**THE PROBLEM**: Below are some records: retype them all exactly, but not the pictures.

————————

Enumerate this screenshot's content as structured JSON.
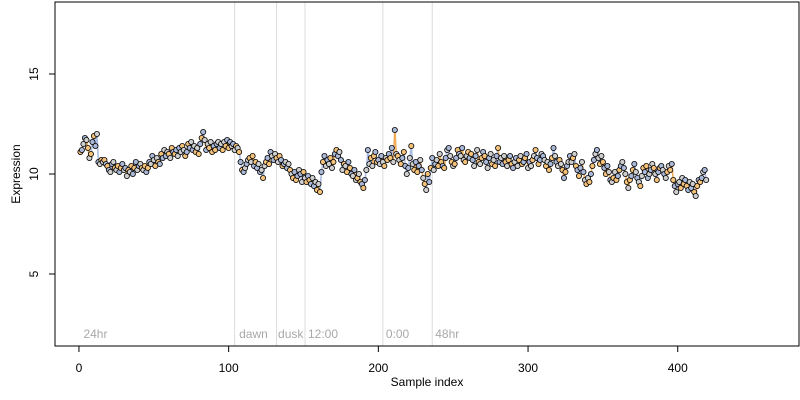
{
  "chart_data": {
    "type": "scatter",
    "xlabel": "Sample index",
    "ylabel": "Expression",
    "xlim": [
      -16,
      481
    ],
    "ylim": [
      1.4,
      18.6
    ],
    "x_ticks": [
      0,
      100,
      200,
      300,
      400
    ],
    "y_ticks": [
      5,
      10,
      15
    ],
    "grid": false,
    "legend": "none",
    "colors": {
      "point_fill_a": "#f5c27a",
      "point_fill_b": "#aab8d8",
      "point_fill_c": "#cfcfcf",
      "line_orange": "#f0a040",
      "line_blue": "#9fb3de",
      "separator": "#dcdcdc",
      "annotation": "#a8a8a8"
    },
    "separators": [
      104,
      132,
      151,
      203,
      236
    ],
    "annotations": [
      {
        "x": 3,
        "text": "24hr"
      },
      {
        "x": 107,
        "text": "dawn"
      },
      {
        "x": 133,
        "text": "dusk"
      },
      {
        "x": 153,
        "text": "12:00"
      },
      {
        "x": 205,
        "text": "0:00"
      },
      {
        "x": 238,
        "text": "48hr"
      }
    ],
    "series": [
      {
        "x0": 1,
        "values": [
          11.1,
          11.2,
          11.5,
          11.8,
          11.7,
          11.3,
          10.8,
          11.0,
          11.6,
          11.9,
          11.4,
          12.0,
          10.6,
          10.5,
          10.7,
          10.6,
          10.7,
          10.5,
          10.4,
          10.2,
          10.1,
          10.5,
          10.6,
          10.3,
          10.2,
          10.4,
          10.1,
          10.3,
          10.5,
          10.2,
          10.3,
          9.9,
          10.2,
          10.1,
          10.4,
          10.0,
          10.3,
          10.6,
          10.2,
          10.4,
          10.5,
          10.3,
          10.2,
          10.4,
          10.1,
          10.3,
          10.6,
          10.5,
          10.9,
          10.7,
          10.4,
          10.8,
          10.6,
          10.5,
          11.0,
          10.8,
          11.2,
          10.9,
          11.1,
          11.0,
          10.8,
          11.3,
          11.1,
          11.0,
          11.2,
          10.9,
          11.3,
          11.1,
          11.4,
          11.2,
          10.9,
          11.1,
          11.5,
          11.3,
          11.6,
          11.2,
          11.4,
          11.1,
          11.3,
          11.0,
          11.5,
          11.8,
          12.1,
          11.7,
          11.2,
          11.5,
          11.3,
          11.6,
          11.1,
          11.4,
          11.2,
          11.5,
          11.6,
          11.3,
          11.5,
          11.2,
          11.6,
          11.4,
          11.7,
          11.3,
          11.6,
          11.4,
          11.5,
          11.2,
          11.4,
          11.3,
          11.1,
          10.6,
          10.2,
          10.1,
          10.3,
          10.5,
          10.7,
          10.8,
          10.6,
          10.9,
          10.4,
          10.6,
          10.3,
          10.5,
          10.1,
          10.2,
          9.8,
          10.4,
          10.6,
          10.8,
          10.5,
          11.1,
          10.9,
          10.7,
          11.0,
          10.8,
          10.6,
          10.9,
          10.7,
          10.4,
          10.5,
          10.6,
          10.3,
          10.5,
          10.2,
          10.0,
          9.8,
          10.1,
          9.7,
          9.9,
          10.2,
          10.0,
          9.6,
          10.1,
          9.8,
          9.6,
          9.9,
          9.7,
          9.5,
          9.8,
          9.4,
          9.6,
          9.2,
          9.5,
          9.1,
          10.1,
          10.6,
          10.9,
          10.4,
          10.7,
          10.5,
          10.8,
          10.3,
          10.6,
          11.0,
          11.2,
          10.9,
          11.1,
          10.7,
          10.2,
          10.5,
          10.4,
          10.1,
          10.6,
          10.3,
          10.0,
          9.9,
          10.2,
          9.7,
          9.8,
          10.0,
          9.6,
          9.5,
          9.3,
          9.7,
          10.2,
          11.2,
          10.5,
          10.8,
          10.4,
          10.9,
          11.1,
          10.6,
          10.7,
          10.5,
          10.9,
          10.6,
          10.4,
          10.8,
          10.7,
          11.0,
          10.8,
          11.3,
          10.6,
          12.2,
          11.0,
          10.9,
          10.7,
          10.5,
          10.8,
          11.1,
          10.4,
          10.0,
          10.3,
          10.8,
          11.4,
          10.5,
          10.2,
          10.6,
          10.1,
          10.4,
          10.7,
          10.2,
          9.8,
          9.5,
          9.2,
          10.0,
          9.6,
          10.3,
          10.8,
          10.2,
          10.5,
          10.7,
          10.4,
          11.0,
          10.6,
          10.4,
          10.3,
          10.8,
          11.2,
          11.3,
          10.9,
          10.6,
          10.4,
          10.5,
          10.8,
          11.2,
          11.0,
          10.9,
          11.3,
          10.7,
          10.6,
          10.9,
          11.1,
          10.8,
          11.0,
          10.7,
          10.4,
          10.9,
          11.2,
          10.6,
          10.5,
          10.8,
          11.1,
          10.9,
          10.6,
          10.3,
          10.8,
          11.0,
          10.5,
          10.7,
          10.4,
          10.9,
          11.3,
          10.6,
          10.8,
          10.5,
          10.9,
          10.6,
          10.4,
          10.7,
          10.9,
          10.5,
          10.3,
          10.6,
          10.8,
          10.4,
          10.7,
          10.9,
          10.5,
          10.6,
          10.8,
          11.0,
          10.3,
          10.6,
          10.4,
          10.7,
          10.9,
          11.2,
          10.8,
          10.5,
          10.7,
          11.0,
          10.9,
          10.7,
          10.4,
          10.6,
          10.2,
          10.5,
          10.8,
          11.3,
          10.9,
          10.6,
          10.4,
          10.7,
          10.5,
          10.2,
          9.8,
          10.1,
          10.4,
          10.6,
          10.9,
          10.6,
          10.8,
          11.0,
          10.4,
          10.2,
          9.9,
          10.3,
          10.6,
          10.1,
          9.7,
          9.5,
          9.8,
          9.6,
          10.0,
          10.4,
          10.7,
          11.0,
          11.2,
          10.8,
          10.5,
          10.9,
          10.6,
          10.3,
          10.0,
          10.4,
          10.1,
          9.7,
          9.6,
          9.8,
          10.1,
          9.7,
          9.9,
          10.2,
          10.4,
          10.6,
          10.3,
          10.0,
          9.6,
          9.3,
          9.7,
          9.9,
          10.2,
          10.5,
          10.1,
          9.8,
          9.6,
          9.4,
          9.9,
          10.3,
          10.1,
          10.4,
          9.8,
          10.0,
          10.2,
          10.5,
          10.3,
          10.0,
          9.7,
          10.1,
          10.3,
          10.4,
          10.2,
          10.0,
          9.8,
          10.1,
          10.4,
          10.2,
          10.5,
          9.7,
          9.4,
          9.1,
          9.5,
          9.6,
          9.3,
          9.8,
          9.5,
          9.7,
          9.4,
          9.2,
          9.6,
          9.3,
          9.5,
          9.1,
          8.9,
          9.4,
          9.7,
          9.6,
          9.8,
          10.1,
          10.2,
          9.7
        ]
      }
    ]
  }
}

————————

**TASK RESPONSE**:
Enumerate this screenshot's content as structured JSON.
{
  "chart_data": {
    "type": "scatter",
    "xlabel": "Sample index",
    "ylabel": "Expression",
    "xlim": [
      -16,
      481
    ],
    "ylim": [
      1.4,
      18.6
    ],
    "x_ticks": [
      0,
      100,
      200,
      300,
      400
    ],
    "y_ticks": [
      5,
      10,
      15
    ],
    "grid": false,
    "legend": "none",
    "colors": {
      "point_fill_a": "#f5c27a",
      "point_fill_b": "#aab8d8",
      "point_fill_c": "#cfcfcf",
      "line_orange": "#f0a040",
      "line_blue": "#9fb3de",
      "separator": "#dcdcdc",
      "annotation": "#a8a8a8"
    },
    "separators": [
      104,
      132,
      151,
      203,
      236
    ],
    "annotations": [
      {
        "x": 3,
        "text": "24hr"
      },
      {
        "x": 107,
        "text": "dawn"
      },
      {
        "x": 133,
        "text": "dusk"
      },
      {
        "x": 153,
        "text": "12:00"
      },
      {
        "x": 205,
        "text": "0:00"
      },
      {
        "x": 238,
        "text": "48hr"
      }
    ],
    "series": [
      {
        "x0": 1,
        "values": [
          11.1,
          11.2,
          11.5,
          11.8,
          11.7,
          11.3,
          10.8,
          11.0,
          11.6,
          11.9,
          11.4,
          12.0,
          10.6,
          10.5,
          10.7,
          10.6,
          10.7,
          10.5,
          10.4,
          10.2,
          10.1,
          10.5,
          10.6,
          10.3,
          10.2,
          10.4,
          10.1,
          10.3,
          10.5,
          10.2,
          10.3,
          9.9,
          10.2,
          10.1,
          10.4,
          10.0,
          10.3,
          10.6,
          10.2,
          10.4,
          10.5,
          10.3,
          10.2,
          10.4,
          10.1,
          10.3,
          10.6,
          10.5,
          10.9,
          10.7,
          10.4,
          10.8,
          10.6,
          10.5,
          11.0,
          10.8,
          11.2,
          10.9,
          11.1,
          11.0,
          10.8,
          11.3,
          11.1,
          11.0,
          11.2,
          10.9,
          11.3,
          11.1,
          11.4,
          11.2,
          10.9,
          11.1,
          11.5,
          11.3,
          11.6,
          11.2,
          11.4,
          11.1,
          11.3,
          11.0,
          11.5,
          11.8,
          12.1,
          11.7,
          11.2,
          11.5,
          11.3,
          11.6,
          11.1,
          11.4,
          11.2,
          11.5,
          11.6,
          11.3,
          11.5,
          11.2,
          11.6,
          11.4,
          11.7,
          11.3,
          11.6,
          11.4,
          11.5,
          11.2,
          11.4,
          11.3,
          11.1,
          10.6,
          10.2,
          10.1,
          10.3,
          10.5,
          10.7,
          10.8,
          10.6,
          10.9,
          10.4,
          10.6,
          10.3,
          10.5,
          10.1,
          10.2,
          9.8,
          10.4,
          10.6,
          10.8,
          10.5,
          11.1,
          10.9,
          10.7,
          11.0,
          10.8,
          10.6,
          10.9,
          10.7,
          10.4,
          10.5,
          10.6,
          10.3,
          10.5,
          10.2,
          10.0,
          9.8,
          10.1,
          9.7,
          9.9,
          10.2,
          10.0,
          9.6,
          10.1,
          9.8,
          9.6,
          9.9,
          9.7,
          9.5,
          9.8,
          9.4,
          9.6,
          9.2,
          9.5,
          9.1,
          10.1,
          10.6,
          10.9,
          10.4,
          10.7,
          10.5,
          10.8,
          10.3,
          10.6,
          11.0,
          11.2,
          10.9,
          11.1,
          10.7,
          10.2,
          10.5,
          10.4,
          10.1,
          10.6,
          10.3,
          10.0,
          9.9,
          10.2,
          9.7,
          9.8,
          10.0,
          9.6,
          9.5,
          9.3,
          9.7,
          10.2,
          11.2,
          10.5,
          10.8,
          10.4,
          10.9,
          11.1,
          10.6,
          10.7,
          10.5,
          10.9,
          10.6,
          10.4,
          10.8,
          10.7,
          11.0,
          10.8,
          11.3,
          10.6,
          12.2,
          11.0,
          10.9,
          10.7,
          10.5,
          10.8,
          11.1,
          10.4,
          10.0,
          10.3,
          10.8,
          11.4,
          10.5,
          10.2,
          10.6,
          10.1,
          10.4,
          10.7,
          10.2,
          9.8,
          9.5,
          9.2,
          10.0,
          9.6,
          10.3,
          10.8,
          10.2,
          10.5,
          10.7,
          10.4,
          11.0,
          10.6,
          10.4,
          10.3,
          10.8,
          11.2,
          11.3,
          10.9,
          10.6,
          10.4,
          10.5,
          10.8,
          11.2,
          11.0,
          10.9,
          11.3,
          10.7,
          10.6,
          10.9,
          11.1,
          10.8,
          11.0,
          10.7,
          10.4,
          10.9,
          11.2,
          10.6,
          10.5,
          10.8,
          11.1,
          10.9,
          10.6,
          10.3,
          10.8,
          11.0,
          10.5,
          10.7,
          10.4,
          10.9,
          11.3,
          10.6,
          10.8,
          10.5,
          10.9,
          10.6,
          10.4,
          10.7,
          10.9,
          10.5,
          10.3,
          10.6,
          10.8,
          10.4,
          10.7,
          10.9,
          10.5,
          10.6,
          10.8,
          11.0,
          10.3,
          10.6,
          10.4,
          10.7,
          10.9,
          11.2,
          10.8,
          10.5,
          10.7,
          11.0,
          10.9,
          10.7,
          10.4,
          10.6,
          10.2,
          10.5,
          10.8,
          11.3,
          10.9,
          10.6,
          10.4,
          10.7,
          10.5,
          10.2,
          9.8,
          10.1,
          10.4,
          10.6,
          10.9,
          10.6,
          10.8,
          11.0,
          10.4,
          10.2,
          9.9,
          10.3,
          10.6,
          10.1,
          9.7,
          9.5,
          9.8,
          9.6,
          10.0,
          10.4,
          10.7,
          11.0,
          11.2,
          10.8,
          10.5,
          10.9,
          10.6,
          10.3,
          10.0,
          10.4,
          10.1,
          9.7,
          9.6,
          9.8,
          10.1,
          9.7,
          9.9,
          10.2,
          10.4,
          10.6,
          10.3,
          10.0,
          9.6,
          9.3,
          9.7,
          9.9,
          10.2,
          10.5,
          10.1,
          9.8,
          9.6,
          9.4,
          9.9,
          10.3,
          10.1,
          10.4,
          9.8,
          10.0,
          10.2,
          10.5,
          10.3,
          10.0,
          9.7,
          10.1,
          10.3,
          10.4,
          10.2,
          10.0,
          9.8,
          10.1,
          10.4,
          10.2,
          10.5,
          9.7,
          9.4,
          9.1,
          9.5,
          9.6,
          9.3,
          9.8,
          9.5,
          9.7,
          9.4,
          9.2,
          9.6,
          9.3,
          9.5,
          9.1,
          8.9,
          9.4,
          9.7,
          9.6,
          9.8,
          10.1,
          10.2,
          9.7
        ]
      }
    ]
  }
}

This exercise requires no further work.